EXERCISE:
Wherever "screenshot" appears in a line, list that line.

▬▬▬▬▬▬▬▬▬▬

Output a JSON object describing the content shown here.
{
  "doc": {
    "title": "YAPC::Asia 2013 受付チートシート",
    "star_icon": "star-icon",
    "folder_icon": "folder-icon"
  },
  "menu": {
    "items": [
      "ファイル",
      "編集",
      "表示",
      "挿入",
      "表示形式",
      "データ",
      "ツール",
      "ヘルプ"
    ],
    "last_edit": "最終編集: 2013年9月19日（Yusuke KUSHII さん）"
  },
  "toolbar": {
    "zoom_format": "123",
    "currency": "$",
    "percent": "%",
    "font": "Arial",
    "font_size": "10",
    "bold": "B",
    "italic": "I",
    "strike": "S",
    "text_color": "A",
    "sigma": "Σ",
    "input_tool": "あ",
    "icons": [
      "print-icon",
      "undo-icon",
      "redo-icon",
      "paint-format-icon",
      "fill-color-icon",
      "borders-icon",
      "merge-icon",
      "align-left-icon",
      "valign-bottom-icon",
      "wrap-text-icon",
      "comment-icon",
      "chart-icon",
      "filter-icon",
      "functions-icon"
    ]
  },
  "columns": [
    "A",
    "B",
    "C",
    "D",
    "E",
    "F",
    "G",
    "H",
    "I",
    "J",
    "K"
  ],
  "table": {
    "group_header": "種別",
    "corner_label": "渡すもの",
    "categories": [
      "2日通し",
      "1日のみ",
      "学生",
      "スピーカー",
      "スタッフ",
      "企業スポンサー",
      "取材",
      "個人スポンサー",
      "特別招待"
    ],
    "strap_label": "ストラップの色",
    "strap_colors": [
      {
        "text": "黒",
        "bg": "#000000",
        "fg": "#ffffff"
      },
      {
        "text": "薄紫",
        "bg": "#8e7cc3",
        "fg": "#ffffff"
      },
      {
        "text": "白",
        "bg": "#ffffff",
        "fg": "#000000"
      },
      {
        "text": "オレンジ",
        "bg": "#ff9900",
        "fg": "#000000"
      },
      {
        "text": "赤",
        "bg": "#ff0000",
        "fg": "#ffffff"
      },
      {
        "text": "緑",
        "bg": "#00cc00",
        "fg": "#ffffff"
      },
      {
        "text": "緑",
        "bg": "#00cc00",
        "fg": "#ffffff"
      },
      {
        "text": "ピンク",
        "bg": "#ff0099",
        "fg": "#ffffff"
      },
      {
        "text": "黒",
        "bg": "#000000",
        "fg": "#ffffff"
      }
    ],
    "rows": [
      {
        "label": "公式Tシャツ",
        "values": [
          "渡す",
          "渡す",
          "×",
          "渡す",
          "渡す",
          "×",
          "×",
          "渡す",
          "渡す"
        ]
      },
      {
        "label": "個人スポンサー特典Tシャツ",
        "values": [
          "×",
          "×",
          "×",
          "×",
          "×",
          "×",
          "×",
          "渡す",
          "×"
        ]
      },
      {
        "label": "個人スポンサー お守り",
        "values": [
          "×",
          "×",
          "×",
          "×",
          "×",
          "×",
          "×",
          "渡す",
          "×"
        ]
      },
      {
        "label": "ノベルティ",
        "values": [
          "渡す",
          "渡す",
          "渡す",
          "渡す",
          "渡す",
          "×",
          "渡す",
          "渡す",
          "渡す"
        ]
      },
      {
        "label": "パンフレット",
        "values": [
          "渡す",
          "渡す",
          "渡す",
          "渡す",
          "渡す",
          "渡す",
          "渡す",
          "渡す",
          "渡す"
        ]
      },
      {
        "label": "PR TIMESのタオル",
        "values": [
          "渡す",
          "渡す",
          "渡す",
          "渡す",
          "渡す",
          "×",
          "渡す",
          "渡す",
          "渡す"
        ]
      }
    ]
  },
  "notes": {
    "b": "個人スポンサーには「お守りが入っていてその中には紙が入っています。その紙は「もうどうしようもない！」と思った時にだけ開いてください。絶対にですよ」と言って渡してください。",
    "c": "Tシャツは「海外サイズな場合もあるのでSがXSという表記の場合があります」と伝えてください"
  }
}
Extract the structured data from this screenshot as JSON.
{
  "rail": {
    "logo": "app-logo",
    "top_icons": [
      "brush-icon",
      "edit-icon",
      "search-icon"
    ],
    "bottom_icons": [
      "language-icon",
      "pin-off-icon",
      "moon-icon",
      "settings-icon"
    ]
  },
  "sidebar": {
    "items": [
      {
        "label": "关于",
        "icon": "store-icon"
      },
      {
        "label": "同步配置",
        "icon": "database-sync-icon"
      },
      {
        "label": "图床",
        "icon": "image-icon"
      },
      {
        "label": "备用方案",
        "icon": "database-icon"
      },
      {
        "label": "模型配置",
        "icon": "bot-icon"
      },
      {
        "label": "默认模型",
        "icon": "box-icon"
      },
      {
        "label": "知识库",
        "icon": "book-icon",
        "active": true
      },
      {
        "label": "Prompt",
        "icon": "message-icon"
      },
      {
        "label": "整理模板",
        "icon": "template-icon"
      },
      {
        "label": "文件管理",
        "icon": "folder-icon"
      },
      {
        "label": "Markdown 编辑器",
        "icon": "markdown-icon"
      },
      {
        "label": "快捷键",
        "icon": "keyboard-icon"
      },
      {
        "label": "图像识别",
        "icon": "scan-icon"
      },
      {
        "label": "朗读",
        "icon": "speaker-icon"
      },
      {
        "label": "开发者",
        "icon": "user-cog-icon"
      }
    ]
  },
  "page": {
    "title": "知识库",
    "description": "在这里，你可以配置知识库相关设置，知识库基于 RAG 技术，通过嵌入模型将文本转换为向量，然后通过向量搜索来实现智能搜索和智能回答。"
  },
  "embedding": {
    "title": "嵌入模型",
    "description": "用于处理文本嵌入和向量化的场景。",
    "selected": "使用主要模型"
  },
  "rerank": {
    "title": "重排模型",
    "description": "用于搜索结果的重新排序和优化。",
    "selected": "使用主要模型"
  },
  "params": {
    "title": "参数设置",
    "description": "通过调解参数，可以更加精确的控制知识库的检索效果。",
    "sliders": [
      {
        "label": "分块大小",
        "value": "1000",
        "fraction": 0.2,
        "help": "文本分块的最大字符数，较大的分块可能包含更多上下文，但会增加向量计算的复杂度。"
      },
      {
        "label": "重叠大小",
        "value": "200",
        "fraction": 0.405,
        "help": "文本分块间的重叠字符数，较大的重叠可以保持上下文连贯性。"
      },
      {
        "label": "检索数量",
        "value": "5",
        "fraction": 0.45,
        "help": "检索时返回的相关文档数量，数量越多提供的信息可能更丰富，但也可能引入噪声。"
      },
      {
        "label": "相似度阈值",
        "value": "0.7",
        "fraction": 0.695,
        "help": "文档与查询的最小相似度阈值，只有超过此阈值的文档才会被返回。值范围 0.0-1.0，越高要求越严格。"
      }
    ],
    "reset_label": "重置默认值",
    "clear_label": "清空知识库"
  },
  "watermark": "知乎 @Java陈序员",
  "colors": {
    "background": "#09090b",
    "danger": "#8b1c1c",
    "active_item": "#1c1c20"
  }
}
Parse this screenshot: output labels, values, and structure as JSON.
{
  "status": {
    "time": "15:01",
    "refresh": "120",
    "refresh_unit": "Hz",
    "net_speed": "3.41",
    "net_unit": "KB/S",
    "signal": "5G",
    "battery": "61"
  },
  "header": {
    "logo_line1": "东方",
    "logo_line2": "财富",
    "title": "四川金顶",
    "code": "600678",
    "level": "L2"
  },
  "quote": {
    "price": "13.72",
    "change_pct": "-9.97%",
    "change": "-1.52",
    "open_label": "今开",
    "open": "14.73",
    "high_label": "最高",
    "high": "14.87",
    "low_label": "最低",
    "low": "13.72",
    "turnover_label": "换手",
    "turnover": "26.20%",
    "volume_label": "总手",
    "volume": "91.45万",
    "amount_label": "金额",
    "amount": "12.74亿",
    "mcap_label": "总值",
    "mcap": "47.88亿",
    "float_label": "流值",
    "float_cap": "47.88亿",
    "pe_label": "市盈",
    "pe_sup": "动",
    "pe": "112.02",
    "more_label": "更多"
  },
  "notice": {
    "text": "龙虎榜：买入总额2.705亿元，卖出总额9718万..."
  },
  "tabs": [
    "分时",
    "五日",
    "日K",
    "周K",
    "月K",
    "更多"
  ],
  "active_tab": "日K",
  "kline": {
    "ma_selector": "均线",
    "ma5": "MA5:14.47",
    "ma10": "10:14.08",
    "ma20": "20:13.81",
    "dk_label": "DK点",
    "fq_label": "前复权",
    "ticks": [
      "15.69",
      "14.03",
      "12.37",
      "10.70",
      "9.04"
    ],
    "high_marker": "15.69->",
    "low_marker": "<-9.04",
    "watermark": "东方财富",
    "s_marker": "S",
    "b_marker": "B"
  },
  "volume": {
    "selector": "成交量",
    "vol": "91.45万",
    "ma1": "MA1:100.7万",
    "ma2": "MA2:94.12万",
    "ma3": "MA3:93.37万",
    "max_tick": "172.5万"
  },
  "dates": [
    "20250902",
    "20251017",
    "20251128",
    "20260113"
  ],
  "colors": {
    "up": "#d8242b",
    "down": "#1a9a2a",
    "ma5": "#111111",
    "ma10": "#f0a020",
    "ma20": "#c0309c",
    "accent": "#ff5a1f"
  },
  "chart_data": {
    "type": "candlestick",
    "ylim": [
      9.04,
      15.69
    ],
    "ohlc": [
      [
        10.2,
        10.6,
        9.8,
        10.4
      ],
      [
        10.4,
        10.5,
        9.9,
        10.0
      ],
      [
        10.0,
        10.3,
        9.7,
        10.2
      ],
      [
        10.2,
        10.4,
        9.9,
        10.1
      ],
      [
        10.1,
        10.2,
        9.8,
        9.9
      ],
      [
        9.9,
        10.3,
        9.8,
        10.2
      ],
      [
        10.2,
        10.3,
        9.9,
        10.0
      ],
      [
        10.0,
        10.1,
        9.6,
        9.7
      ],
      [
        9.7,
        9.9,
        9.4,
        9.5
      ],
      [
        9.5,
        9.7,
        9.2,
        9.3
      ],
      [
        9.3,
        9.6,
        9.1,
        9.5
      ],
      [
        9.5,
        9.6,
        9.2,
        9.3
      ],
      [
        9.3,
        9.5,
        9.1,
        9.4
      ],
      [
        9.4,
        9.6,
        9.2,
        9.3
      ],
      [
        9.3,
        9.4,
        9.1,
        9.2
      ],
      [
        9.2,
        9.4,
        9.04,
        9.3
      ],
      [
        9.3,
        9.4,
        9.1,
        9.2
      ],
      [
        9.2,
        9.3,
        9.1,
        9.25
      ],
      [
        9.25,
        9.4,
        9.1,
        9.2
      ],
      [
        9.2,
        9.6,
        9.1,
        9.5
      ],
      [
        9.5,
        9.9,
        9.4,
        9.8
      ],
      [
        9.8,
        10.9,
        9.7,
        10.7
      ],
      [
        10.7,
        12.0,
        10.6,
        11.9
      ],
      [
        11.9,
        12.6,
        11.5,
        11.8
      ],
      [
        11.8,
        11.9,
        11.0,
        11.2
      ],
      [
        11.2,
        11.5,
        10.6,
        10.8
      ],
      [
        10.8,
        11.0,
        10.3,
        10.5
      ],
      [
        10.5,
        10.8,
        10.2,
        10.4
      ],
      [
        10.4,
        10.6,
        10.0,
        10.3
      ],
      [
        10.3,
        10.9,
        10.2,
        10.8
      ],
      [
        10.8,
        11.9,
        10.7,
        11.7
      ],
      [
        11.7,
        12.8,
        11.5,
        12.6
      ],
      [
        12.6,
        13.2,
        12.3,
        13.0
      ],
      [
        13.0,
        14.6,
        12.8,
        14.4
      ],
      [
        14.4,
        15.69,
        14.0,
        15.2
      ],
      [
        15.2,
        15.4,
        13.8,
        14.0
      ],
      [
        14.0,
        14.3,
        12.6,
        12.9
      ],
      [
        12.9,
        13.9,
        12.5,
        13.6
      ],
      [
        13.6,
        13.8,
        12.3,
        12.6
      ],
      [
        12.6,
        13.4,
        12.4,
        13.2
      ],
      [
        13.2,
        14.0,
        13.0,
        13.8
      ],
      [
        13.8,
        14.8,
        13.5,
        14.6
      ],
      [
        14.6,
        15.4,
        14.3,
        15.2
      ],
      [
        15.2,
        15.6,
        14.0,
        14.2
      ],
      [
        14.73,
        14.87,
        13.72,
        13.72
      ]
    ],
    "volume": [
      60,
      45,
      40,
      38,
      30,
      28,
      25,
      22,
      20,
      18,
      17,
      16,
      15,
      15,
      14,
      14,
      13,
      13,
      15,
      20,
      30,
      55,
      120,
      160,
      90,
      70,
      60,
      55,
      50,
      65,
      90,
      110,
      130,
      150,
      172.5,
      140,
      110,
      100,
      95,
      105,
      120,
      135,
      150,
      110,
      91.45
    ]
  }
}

▬▬▬▬▬▬▬▬▬▬

THE REPLY:
Extract the structured data from this screenshot as JSON.
Parse this screenshot: output labels, values, and structure as JSON.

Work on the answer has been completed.